Records from a data collection
- - -

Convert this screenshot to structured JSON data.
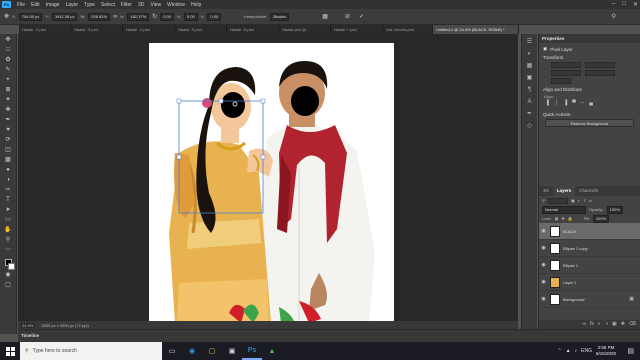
{
  "menu": {
    "logo": "Ps",
    "items": [
      "File",
      "Edit",
      "Image",
      "Layer",
      "Type",
      "Select",
      "Filter",
      "3D",
      "View",
      "Window",
      "Help"
    ]
  },
  "options_bar": {
    "x_label": "X:",
    "x_value": "704.00 px",
    "y_label": "Y:",
    "y_value": "1911.38 px",
    "w_label": "W:",
    "w_value": "206.81%",
    "h_label": "H:",
    "h_value": "182.37%",
    "angle_value": "0.00",
    "h_skew_label": "H:",
    "h_skew_value": "0.00",
    "v_skew_label": "V:",
    "v_skew_value": "0.00",
    "interp_label": "Interpolation:",
    "interp_value": "Bicubic"
  },
  "doc_tabs": [
    {
      "label": "Haasir -2.psd"
    },
    {
      "label": "Haasir -3.psd"
    },
    {
      "label": "Haasir -4.psd"
    },
    {
      "label": "Haasir -5.psd"
    },
    {
      "label": "Haasir -6.psd"
    },
    {
      "label": "Haasir.psd @..."
    },
    {
      "label": "Haasir +.psd"
    },
    {
      "label": "hair strocks.psd"
    },
    {
      "label": "Untitled-1 @ 24.4% (BLACK, RGB/8) *"
    }
  ],
  "status_bar": {
    "zoom": "24.4%",
    "doc_info": "3000 px x 3000 px (72 ppi)"
  },
  "timeline_label": "Timeline",
  "properties": {
    "title": "Properties",
    "pixel_layer": "Pixel Layer",
    "transform": "Transform",
    "align_distribute": "Align and Distribute",
    "align": "Align:",
    "quick_actions": "Quick Actions",
    "remove_bg": "Remove Background"
  },
  "layers_panel": {
    "tabs": [
      "3D",
      "Layers",
      "Channels"
    ],
    "blend_mode": "Normal",
    "opacity_label": "Opacity:",
    "opacity_value": "100%",
    "lock_label": "Lock:",
    "fill_label": "Fill:",
    "fill_value": "100%",
    "layers": [
      {
        "name": "BLACK",
        "selected": true
      },
      {
        "name": "Ellipse 1 copy",
        "selected": false
      },
      {
        "name": "Ellipse 1",
        "selected": false
      },
      {
        "name": "Layer 1",
        "selected": false
      },
      {
        "name": "Background",
        "selected": false
      }
    ]
  },
  "taskbar": {
    "search_placeholder": "Type here to search",
    "lang": "ENG",
    "time": "2:56 PM",
    "date": "6/15/2020"
  },
  "colors": {
    "skin": "#f3c79a",
    "saree_gold": "#e7b24f",
    "sherwani": "#f3f3ef",
    "stole_red": "#b22330",
    "hair": "#1a120c"
  },
  "icons": [
    "search-icon",
    "windows-start-icon",
    "eye-icon",
    "lock-icon",
    "move-tool-icon",
    "cancel-transform-icon",
    "commit-transform-icon"
  ]
}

- - -

- What this task involves
Reproduce every line of the material precisely, omitting its pictures.

- Reply to the task
Convert this screenshot to structured JSON data.
{
  "menu": {
    "logo": "Ps",
    "items": [
      "File",
      "Edit",
      "Image",
      "Layer",
      "Type",
      "Select",
      "Filter",
      "3D",
      "View",
      "Window",
      "Help"
    ]
  },
  "options_bar": {
    "x_label": "X:",
    "x_value": "704.00 px",
    "y_label": "Y:",
    "y_value": "1911.38 px",
    "w_label": "W:",
    "w_value": "206.81%",
    "h_label": "H:",
    "h_value": "182.37%",
    "angle_value": "0.00",
    "h_skew_label": "H:",
    "h_skew_value": "0.00",
    "v_skew_label": "V:",
    "v_skew_value": "0.00",
    "interp_label": "Interpolation:",
    "interp_value": "Bicubic"
  },
  "doc_tabs": [
    {
      "label": "Haasir -2.psd"
    },
    {
      "label": "Haasir -3.psd"
    },
    {
      "label": "Haasir -4.psd"
    },
    {
      "label": "Haasir -5.psd"
    },
    {
      "label": "Haasir -6.psd"
    },
    {
      "label": "Haasir.psd @..."
    },
    {
      "label": "Haasir +.psd"
    },
    {
      "label": "hair strocks.psd"
    },
    {
      "label": "Untitled-1 @ 24.4% (BLACK, RGB/8) *"
    }
  ],
  "status_bar": {
    "zoom": "24.4%",
    "doc_info": "3000 px x 3000 px (72 ppi)"
  },
  "timeline_label": "Timeline",
  "properties": {
    "title": "Properties",
    "pixel_layer": "Pixel Layer",
    "transform": "Transform",
    "align_distribute": "Align and Distribute",
    "align": "Align:",
    "quick_actions": "Quick Actions",
    "remove_bg": "Remove Background"
  },
  "layers_panel": {
    "tabs": [
      "3D",
      "Layers",
      "Channels"
    ],
    "blend_mode": "Normal",
    "opacity_label": "Opacity:",
    "opacity_value": "100%",
    "lock_label": "Lock:",
    "fill_label": "Fill:",
    "fill_value": "100%",
    "layers": [
      {
        "name": "BLACK",
        "selected": true
      },
      {
        "name": "Ellipse 1 copy",
        "selected": false
      },
      {
        "name": "Ellipse 1",
        "selected": false
      },
      {
        "name": "Layer 1",
        "selected": false
      },
      {
        "name": "Background",
        "selected": false
      }
    ]
  },
  "taskbar": {
    "search_placeholder": "Type here to search",
    "lang": "ENG",
    "time": "2:56 PM",
    "date": "6/15/2020"
  },
  "colors": {
    "skin": "#f3c79a",
    "saree_gold": "#e7b24f",
    "sherwani": "#f3f3ef",
    "stole_red": "#b22330",
    "hair": "#1a120c"
  },
  "icons": [
    "search-icon",
    "windows-start-icon",
    "eye-icon",
    "lock-icon",
    "move-tool-icon",
    "cancel-transform-icon",
    "commit-transform-icon"
  ]
}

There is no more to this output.